Data entries
┄┄┄┄┄┄
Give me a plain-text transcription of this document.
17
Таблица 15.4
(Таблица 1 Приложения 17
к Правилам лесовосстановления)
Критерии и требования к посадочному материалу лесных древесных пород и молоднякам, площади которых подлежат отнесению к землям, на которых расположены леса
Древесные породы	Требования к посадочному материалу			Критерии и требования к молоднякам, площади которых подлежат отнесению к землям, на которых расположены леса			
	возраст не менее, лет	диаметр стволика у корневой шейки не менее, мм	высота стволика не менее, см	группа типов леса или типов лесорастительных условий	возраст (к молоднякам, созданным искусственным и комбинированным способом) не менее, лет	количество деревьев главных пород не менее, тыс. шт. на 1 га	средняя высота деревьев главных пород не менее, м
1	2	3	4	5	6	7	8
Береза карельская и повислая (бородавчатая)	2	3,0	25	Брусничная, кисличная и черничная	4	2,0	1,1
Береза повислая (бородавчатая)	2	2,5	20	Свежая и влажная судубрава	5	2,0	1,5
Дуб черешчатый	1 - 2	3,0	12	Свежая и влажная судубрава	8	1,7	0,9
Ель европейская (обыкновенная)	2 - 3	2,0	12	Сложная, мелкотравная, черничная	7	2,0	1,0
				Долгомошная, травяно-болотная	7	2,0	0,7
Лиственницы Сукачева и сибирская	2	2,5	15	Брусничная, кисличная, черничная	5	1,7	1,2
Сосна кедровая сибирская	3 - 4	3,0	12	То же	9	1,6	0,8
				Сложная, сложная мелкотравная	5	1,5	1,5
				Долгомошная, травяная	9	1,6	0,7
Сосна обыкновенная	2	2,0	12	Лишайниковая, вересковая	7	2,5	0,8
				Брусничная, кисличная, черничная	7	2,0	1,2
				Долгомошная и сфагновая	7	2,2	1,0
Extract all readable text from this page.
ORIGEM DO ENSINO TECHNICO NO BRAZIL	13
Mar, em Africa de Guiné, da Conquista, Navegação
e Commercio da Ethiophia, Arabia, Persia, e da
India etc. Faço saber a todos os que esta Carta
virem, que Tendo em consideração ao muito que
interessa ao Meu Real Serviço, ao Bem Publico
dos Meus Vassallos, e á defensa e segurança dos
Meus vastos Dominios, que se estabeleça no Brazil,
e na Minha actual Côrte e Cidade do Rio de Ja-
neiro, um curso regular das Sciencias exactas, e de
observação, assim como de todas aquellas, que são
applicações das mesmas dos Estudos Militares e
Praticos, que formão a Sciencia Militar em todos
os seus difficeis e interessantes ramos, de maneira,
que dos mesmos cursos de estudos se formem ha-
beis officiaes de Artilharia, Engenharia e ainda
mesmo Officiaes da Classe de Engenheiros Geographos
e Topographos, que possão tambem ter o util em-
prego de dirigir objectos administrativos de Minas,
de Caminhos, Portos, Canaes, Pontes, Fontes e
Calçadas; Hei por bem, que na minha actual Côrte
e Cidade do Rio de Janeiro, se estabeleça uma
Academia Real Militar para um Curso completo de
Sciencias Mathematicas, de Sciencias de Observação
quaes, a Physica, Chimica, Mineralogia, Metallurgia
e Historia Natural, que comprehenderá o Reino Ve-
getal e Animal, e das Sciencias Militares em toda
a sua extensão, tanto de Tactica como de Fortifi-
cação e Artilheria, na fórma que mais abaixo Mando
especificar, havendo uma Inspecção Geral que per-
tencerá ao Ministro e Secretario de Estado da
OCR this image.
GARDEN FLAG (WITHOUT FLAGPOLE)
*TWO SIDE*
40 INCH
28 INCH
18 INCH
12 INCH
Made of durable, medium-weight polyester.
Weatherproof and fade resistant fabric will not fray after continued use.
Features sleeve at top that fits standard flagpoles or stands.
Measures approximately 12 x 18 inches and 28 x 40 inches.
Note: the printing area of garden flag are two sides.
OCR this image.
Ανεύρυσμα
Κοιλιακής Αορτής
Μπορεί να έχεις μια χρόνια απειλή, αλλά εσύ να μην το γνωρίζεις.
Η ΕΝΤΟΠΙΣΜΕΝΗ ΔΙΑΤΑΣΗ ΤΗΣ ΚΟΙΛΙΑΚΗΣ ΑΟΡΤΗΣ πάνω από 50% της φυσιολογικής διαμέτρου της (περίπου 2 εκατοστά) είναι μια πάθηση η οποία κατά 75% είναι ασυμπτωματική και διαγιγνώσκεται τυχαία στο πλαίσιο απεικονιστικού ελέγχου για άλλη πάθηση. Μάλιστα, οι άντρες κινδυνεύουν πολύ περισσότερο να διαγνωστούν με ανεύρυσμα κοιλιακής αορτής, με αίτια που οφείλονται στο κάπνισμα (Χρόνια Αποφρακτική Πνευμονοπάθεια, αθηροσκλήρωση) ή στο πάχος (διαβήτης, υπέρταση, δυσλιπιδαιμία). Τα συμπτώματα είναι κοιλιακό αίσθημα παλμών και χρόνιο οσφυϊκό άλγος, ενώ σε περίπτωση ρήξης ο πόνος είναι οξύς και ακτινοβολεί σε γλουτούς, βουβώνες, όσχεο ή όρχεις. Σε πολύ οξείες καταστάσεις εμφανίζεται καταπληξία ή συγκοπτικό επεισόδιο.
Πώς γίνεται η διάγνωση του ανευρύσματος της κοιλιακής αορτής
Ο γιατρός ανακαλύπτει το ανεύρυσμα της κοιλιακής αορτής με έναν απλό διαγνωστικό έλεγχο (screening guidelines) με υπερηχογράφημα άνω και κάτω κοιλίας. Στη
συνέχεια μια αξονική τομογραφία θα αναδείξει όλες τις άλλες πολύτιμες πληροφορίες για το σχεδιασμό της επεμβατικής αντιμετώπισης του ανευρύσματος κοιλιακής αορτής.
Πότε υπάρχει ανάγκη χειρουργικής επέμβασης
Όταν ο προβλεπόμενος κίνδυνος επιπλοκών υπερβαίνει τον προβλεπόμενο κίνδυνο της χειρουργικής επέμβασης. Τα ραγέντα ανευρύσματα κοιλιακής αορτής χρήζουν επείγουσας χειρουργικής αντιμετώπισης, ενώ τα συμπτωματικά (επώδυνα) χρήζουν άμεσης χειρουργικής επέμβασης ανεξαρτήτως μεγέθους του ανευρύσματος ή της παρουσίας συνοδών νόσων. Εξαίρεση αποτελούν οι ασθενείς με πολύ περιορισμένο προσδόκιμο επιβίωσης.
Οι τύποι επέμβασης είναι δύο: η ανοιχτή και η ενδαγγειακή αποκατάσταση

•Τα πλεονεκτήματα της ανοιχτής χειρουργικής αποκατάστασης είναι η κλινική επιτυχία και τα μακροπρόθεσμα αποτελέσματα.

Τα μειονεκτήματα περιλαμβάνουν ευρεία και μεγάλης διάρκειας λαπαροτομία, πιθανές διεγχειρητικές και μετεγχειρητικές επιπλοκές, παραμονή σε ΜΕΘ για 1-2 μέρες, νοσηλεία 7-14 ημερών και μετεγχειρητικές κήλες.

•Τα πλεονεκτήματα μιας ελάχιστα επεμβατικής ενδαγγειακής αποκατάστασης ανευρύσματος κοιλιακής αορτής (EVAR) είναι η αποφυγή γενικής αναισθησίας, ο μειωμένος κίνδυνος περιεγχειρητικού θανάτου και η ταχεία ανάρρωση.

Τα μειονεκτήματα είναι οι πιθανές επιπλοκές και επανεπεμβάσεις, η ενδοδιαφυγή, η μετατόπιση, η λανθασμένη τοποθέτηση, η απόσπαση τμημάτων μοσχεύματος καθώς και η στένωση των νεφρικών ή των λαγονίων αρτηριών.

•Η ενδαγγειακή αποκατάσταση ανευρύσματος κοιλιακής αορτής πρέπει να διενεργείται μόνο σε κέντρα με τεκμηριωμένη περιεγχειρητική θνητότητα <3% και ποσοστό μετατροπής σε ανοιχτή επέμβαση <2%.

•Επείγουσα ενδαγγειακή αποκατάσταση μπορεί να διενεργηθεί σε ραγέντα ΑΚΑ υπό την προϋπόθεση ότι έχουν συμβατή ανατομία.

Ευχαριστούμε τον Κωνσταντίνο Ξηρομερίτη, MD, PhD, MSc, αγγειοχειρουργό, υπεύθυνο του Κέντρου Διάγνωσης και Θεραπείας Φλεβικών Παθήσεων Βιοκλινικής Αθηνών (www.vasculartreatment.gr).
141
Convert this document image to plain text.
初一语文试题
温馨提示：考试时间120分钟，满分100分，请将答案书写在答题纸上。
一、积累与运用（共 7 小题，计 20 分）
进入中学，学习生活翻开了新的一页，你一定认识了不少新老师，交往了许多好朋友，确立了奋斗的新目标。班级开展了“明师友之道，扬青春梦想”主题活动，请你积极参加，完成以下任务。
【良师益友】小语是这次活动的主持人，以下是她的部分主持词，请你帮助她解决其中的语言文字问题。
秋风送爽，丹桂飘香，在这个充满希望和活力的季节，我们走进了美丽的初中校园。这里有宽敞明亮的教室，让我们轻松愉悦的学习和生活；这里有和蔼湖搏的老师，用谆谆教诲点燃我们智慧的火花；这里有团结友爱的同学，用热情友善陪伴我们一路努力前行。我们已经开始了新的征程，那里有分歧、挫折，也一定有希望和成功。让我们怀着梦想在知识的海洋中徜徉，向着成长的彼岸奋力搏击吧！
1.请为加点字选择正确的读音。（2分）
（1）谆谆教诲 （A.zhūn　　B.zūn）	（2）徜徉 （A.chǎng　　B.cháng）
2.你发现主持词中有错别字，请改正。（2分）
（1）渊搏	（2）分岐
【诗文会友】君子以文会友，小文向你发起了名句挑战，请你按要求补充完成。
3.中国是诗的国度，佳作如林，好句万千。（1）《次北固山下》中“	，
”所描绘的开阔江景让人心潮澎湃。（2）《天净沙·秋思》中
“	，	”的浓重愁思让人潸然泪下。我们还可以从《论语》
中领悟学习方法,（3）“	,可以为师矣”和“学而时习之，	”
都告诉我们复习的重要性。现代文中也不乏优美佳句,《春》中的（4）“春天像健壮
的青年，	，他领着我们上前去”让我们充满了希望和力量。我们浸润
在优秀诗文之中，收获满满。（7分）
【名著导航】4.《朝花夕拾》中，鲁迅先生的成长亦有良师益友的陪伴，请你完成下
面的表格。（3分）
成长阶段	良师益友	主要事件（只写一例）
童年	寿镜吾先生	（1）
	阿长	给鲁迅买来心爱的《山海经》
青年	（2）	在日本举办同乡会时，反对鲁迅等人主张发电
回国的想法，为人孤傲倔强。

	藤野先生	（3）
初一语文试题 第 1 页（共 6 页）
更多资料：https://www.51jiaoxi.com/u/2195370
┄┄┄┄┄┄
• Directions for this task: Report how many lines in the listing include the word "подлежат". Give nothing but the count.

• Completed task: 2